[Dataset entries]

######

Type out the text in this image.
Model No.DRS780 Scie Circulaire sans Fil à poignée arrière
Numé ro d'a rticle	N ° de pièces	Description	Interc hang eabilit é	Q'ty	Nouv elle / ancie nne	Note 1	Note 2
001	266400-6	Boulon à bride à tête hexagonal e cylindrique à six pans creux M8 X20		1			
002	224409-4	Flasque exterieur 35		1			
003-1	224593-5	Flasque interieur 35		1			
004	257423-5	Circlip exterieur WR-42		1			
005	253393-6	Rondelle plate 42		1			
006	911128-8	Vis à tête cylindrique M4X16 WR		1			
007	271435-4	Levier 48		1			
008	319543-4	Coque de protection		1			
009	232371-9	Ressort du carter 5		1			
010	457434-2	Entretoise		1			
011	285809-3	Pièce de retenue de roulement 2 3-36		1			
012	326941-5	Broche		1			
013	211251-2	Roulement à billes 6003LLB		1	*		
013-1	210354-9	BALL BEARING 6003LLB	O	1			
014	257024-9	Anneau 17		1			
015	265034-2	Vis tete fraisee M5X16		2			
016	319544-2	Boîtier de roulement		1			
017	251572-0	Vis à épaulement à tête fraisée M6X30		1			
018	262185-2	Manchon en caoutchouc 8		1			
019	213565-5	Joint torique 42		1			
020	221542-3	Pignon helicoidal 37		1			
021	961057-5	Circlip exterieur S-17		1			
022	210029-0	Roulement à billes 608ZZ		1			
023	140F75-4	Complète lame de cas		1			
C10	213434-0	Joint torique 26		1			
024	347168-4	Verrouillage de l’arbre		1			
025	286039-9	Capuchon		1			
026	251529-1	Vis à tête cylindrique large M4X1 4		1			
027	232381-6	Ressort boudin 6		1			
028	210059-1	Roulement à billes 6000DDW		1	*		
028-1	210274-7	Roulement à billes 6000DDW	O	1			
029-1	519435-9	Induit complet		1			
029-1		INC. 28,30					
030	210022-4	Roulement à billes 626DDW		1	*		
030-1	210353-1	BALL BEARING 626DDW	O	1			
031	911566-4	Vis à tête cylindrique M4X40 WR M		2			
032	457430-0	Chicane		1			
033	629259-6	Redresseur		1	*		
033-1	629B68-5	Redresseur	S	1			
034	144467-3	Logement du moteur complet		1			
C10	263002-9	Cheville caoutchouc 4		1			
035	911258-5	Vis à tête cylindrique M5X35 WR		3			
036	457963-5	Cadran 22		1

######

— To be done —
Copy all the lines, exactly.

— Output for this task —
Type out the text in this image.
Model No.DRS780 Scie Circulaire sans Fil à poignée arrière
Numé ro d'a rticle	N ° de pièces	Description	Interc hang eabilit é	Q'ty	Nouv elle / ancie nne	Note 1	Note 2
001	266400-6	Boulon à bride à tête hexagonal e cylindrique à six pans creux M8 X20		1			
002	224409-4	Flasque exterieur 35		1			
003-1	224593-5	Flasque interieur 35		1			
004	257423-5	Circlip exterieur WR-42		1			
005	253393-6	Rondelle plate 42		1			
006	911128-8	Vis à tête cylindrique M4X16 WR		1			
007	271435-4	Levier 48		1			
008	319543-4	Coque de protection		1			
009	232371-9	Ressort du carter 5		1			
010	457434-2	Entretoise		1			
011	285809-3	Pièce de retenue de roulement 2 3-36		1			
012	326941-5	Broche		1			
013	211251-2	Roulement à billes 6003LLB		1	*		
013-1	210354-9	BALL BEARING 6003LLB	O	1			
014	257024-9	Anneau 17		1			
015	265034-2	Vis tete fraisee M5X16		2			
016	319544-2	Boîtier de roulement		1			
017	251572-0	Vis à épaulement à tête fraisée M6X30		1			
018	262185-2	Manchon en caoutchouc 8		1			
019	213565-5	Joint torique 42		1			
020	221542-3	Pignon helicoidal 37		1			
021	961057-5	Circlip exterieur S-17		1			
022	210029-0	Roulement à billes 608ZZ		1			
023	140F75-4	Complète lame de cas		1			
C10	213434-0	Joint torique 26		1			
024	347168-4	Verrouillage de l’arbre		1			
025	286039-9	Capuchon		1			
026	251529-1	Vis à tête cylindrique large M4X1 4		1			
027	232381-6	Ressort boudin 6		1			
028	210059-1	Roulement à billes 6000DDW		1	*		
028-1	210274-7	Roulement à billes 6000DDW	O	1			
029-1	519435-9	Induit complet		1			
029-1		INC. 28,30					
030	210022-4	Roulement à billes 626DDW		1	*		
030-1	210353-1	BALL BEARING 626DDW	O	1			
031	911566-4	Vis à tête cylindrique M4X40 WR M		2			
032	457430-0	Chicane		1			
033	629259-6	Redresseur		1	*		
033-1	629B68-5	Redresseur	S	1			
034	144467-3	Logement du moteur complet		1			
C10	263002-9	Cheville caoutchouc 4		1			
035	911258-5	Vis à tête cylindrique M5X35 WR		3			
036	457963-5	Cadran 22		1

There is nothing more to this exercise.